Short problem:
Find each line with the string "asignación" and report it.

======== Data records ========

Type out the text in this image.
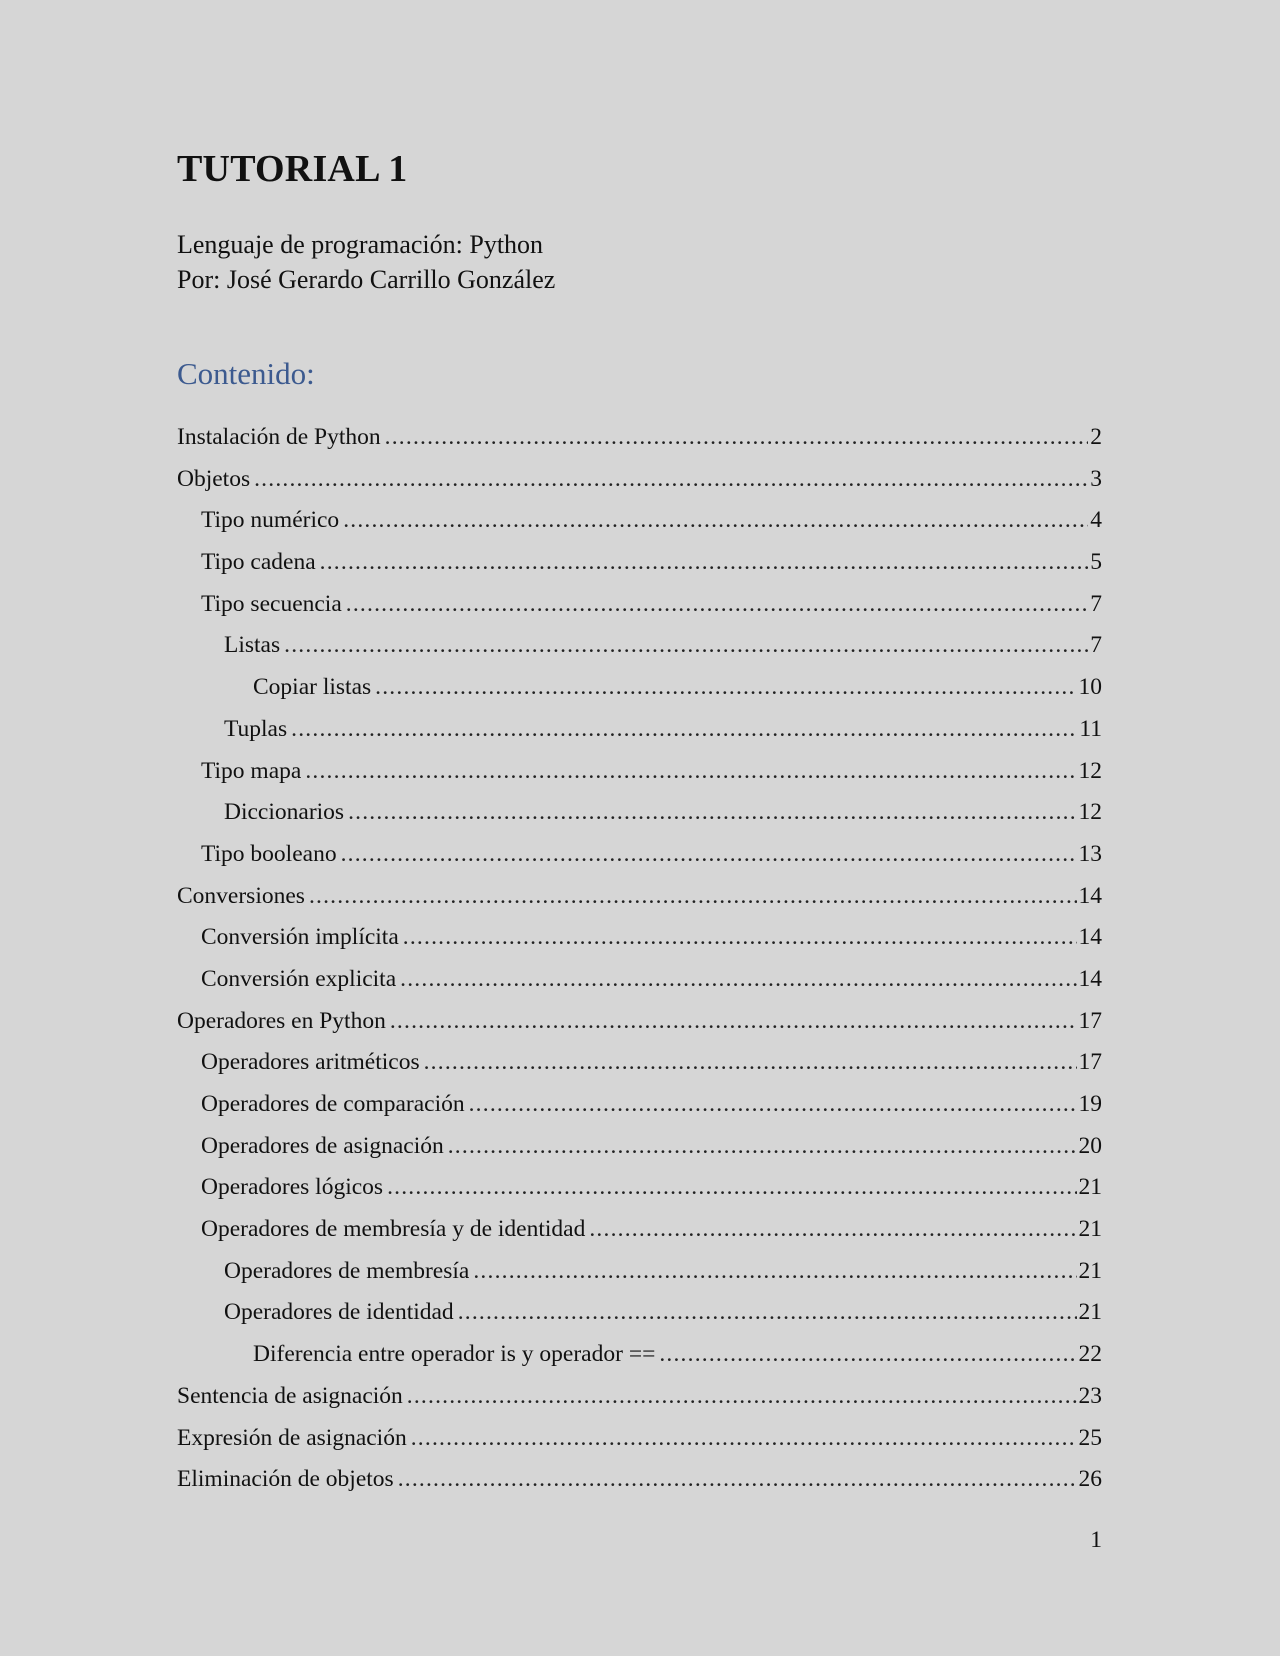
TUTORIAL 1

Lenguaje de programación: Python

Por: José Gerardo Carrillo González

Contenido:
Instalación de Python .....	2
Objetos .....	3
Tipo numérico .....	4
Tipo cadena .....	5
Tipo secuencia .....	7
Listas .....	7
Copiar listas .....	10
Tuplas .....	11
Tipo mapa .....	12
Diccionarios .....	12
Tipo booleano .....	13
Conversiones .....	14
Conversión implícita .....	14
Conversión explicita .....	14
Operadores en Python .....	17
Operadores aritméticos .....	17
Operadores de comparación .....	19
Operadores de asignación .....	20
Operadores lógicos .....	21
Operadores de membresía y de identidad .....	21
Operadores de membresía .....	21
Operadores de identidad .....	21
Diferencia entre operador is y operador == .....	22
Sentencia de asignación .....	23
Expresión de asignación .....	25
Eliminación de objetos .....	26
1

========
======== Data records ========

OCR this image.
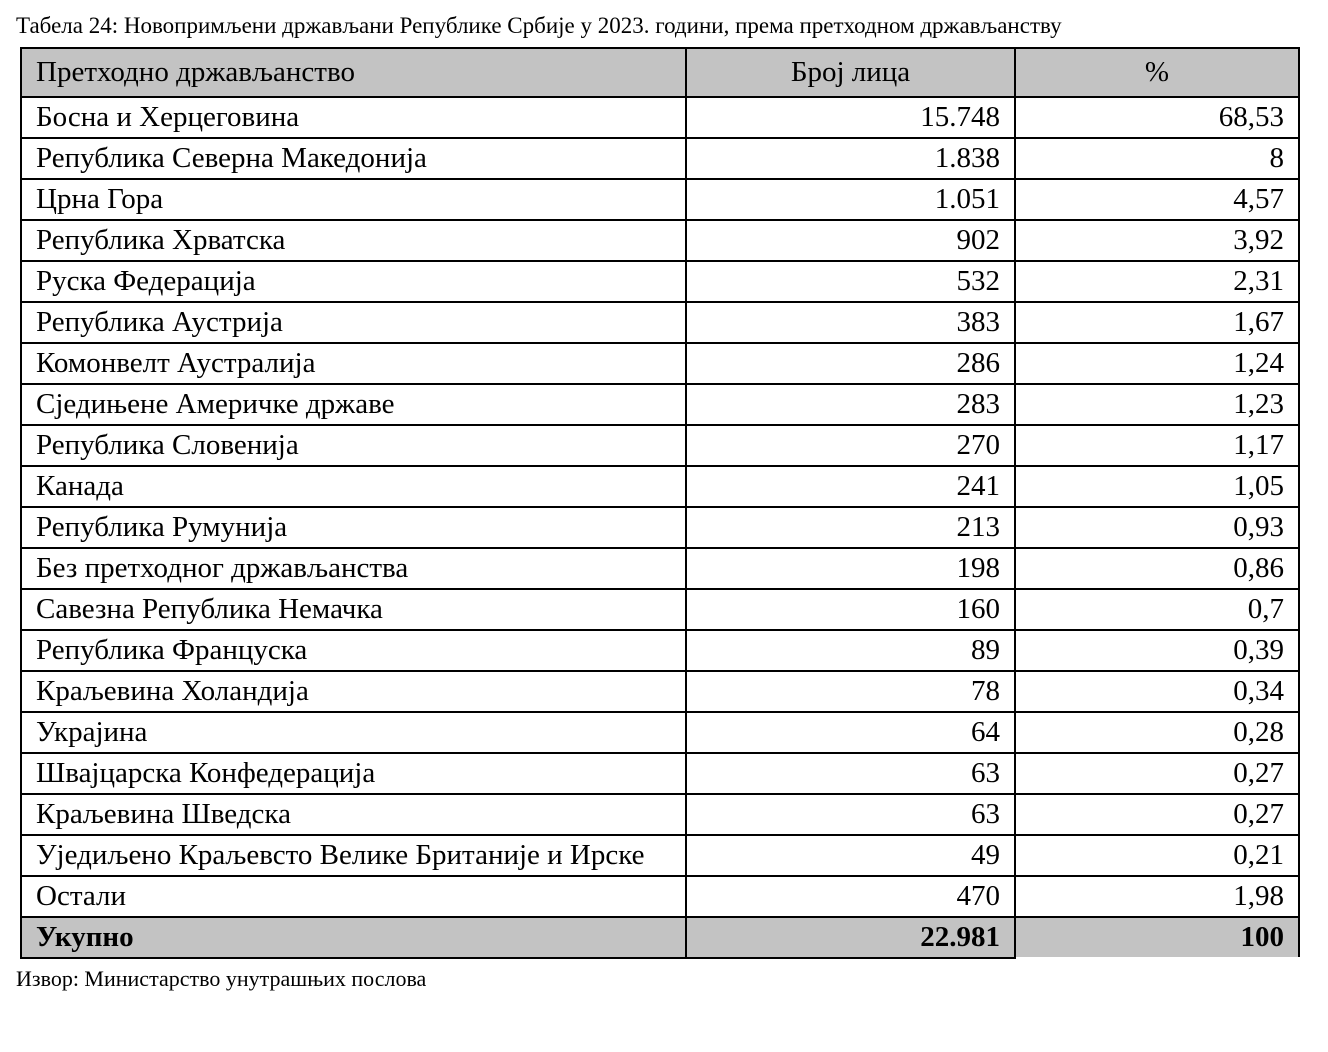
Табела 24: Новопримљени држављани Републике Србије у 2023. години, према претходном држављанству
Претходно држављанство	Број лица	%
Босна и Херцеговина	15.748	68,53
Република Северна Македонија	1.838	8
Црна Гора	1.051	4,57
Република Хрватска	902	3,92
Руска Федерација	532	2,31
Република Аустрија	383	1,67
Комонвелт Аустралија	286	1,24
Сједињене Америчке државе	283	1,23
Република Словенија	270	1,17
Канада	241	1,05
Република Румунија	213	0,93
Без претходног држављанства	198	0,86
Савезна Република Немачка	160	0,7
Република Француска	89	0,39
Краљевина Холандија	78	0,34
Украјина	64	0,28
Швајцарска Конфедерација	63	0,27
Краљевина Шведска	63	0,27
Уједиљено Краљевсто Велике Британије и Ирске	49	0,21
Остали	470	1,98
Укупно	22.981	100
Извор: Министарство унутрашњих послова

========

Exercise output:
Operadores de asignación .....	20
Sentencia de asignación .....	23
Expresión de asignación .....	25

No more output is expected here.